Task brief: Your task is to output the data exactly as it stands.

Records:
-- Begin --
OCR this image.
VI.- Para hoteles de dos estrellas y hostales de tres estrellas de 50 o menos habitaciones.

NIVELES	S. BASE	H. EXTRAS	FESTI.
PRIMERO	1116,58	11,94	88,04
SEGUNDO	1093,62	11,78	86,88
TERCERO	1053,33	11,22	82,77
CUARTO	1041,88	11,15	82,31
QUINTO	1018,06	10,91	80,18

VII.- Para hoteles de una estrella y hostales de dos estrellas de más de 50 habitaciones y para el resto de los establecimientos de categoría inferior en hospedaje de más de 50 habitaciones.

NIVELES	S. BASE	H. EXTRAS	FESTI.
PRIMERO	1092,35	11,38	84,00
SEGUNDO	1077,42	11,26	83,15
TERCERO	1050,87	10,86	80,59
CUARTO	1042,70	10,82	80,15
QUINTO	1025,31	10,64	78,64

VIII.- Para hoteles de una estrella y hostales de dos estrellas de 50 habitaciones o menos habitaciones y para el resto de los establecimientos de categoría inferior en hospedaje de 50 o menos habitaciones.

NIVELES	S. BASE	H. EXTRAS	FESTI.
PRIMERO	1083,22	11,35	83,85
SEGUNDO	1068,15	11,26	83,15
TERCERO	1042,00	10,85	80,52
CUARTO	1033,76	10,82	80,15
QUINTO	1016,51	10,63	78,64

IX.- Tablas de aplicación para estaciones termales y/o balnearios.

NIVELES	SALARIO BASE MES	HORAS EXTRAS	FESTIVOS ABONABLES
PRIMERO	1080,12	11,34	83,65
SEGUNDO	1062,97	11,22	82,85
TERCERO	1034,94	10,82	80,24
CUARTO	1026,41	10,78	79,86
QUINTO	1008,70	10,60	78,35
-- End --
Exercise response:
OCR this image.
VI.- Para hoteles de dos estrellas y hostales de tres estrellas de 50 o menos habitaciones.

NIVELES	S. BASE	H. EXTRAS	FESTI.
PRIMERO	1116,58	11,94	88,04
SEGUNDO	1093,62	11,78	86,88
TERCERO	1053,33	11,22	82,77
CUARTO	1041,88	11,15	82,31
QUINTO	1018,06	10,91	80,18

VII.- Para hoteles de una estrella y hostales de dos estrellas de más de 50 habitaciones y para el resto de los establecimientos de categoría inferior en hospedaje de más de 50 habitaciones.

NIVELES	S. BASE	H. EXTRAS	FESTI.
PRIMERO	1092,35	11,38	84,00
SEGUNDO	1077,42	11,26	83,15
TERCERO	1050,87	10,86	80,59
CUARTO	1042,70	10,82	80,15
QUINTO	1025,31	10,64	78,64

VIII.- Para hoteles de una estrella y hostales de dos estrellas de 50 habitaciones o menos habitaciones y para el resto de los establecimientos de categoría inferior en hospedaje de 50 o menos habitaciones.

NIVELES	S. BASE	H. EXTRAS	FESTI.
PRIMERO	1083,22	11,35	83,85
SEGUNDO	1068,15	11,26	83,15
TERCERO	1042,00	10,85	80,52
CUARTO	1033,76	10,82	80,15
QUINTO	1016,51	10,63	78,64

IX.- Tablas de aplicación para estaciones termales y/o balnearios.

NIVELES	SALARIO BASE MES	HORAS EXTRAS	FESTIVOS ABONABLES
PRIMERO	1080,12	11,34	83,65
SEGUNDO	1062,97	11,22	82,85
TERCERO	1034,94	10,82	80,24
CUARTO	1026,41	10,78	79,86
QUINTO	1008,70	10,60	78,35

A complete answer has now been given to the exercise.